## Exercise instructions
Set down each line of the data below exactly as it stands, dropping the pictures.

Collected data
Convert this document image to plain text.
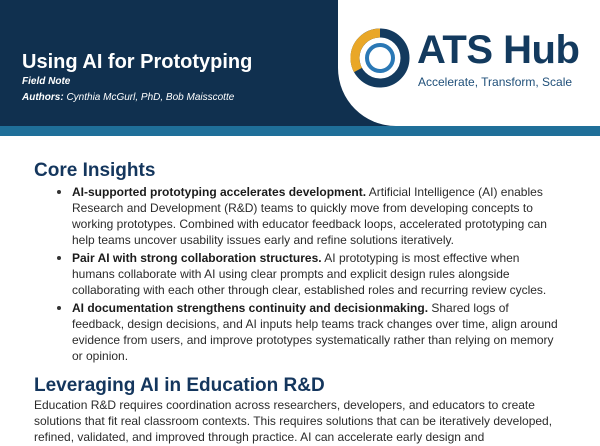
Using AI for Prototyping
Field Note
Authors: Cynthia McGurl, PhD, Bob Maisscotte
ATS Hub
Accelerate, Transform, Scale
Core Insights
AI-supported prototyping accelerates development. Artificial Intelligence (AI) enables Research and Development (R&D) teams to quickly move from developing concepts to working prototypes. Combined with educator feedback loops, accelerated prototyping can help teams uncover usability issues early and refine solutions iteratively.
Pair AI with strong collaboration structures. AI prototyping is most effective when humans collaborate with AI using clear prompts and explicit design rules alongside collaborating with each other through clear, established roles and recurring review cycles.
AI documentation strengthens continuity and decisionmaking. Shared logs of feedback, design decisions, and AI inputs help teams track changes over time, align around evidence from users, and improve prototypes systematically rather than relying on memory or opinion.
Leveraging AI in Education R&D

Education R&D requires coordination across researchers, developers, and educators to create solutions that fit real classroom contexts. This requires solutions that can be iteratively developed, refined, validated, and improved through practice. AI can accelerate early design and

## Reply
Convert this document image to plain text.
Using AI for Prototyping
Field Note
Authors: Cynthia McGurl, PhD, Bob Maisscotte
ATS Hub
Accelerate, Transform, Scale
Core Insights
AI-supported prototyping accelerates development. Artificial Intelligence (AI) enables Research and Development (R&D) teams to quickly move from developing concepts to working prototypes. Combined with educator feedback loops, accelerated prototyping can help teams uncover usability issues early and refine solutions iteratively.
Pair AI with strong collaboration structures. AI prototyping is most effective when humans collaborate with AI using clear prompts and explicit design rules alongside collaborating with each other through clear, established roles and recurring review cycles.
AI documentation strengthens continuity and decisionmaking. Shared logs of feedback, design decisions, and AI inputs help teams track changes over time, align around evidence from users, and improve prototypes systematically rather than relying on memory or opinion.
Leveraging AI in Education R&D

Education R&D requires coordination across researchers, developers, and educators to create solutions that fit real classroom contexts. This requires solutions that can be iteratively developed, refined, validated, and improved through practice. AI can accelerate early design and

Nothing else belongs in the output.